start Dataset entries

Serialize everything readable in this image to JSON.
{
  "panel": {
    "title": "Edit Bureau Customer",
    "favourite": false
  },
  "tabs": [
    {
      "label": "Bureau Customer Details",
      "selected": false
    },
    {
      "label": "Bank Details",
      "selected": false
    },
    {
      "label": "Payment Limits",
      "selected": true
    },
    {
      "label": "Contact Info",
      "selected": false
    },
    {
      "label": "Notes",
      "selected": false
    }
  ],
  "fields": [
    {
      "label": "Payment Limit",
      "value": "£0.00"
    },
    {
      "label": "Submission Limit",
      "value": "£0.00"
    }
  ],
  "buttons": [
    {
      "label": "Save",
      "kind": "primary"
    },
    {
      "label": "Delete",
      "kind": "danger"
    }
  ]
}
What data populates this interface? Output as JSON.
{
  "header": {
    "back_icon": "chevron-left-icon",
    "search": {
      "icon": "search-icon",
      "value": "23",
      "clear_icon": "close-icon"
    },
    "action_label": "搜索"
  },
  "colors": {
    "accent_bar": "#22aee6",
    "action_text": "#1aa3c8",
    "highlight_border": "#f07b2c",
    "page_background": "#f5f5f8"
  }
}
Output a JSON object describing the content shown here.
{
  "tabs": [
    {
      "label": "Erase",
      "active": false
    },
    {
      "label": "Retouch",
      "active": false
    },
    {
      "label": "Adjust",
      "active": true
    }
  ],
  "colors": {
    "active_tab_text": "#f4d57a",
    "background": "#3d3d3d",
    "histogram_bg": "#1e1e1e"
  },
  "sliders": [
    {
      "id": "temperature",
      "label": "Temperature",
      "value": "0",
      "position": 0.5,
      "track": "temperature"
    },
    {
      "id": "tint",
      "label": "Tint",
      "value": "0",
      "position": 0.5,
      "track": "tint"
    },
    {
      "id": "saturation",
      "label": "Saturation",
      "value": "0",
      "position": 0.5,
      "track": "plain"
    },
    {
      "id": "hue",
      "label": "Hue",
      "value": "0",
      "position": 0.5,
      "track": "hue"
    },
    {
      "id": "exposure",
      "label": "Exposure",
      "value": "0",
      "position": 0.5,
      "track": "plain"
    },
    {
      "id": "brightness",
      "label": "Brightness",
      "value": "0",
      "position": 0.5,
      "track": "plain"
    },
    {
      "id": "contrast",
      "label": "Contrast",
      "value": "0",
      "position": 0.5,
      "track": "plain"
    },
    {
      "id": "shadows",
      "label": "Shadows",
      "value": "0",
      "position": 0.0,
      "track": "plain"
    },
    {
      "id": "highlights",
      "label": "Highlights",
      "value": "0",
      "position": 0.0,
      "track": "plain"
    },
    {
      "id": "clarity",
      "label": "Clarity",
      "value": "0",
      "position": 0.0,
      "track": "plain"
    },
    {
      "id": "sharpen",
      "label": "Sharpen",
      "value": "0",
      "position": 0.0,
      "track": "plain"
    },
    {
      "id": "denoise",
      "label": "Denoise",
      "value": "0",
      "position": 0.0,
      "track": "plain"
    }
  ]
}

end Dataset entries

▶ **Brief**: Using the listing above, gather each line that holds the string "icon" and copy it.

▶ **Written solution**:
    "back_icon": "chevron-left-icon",
      "icon": "search-icon",
      "clear_icon": "close-icon"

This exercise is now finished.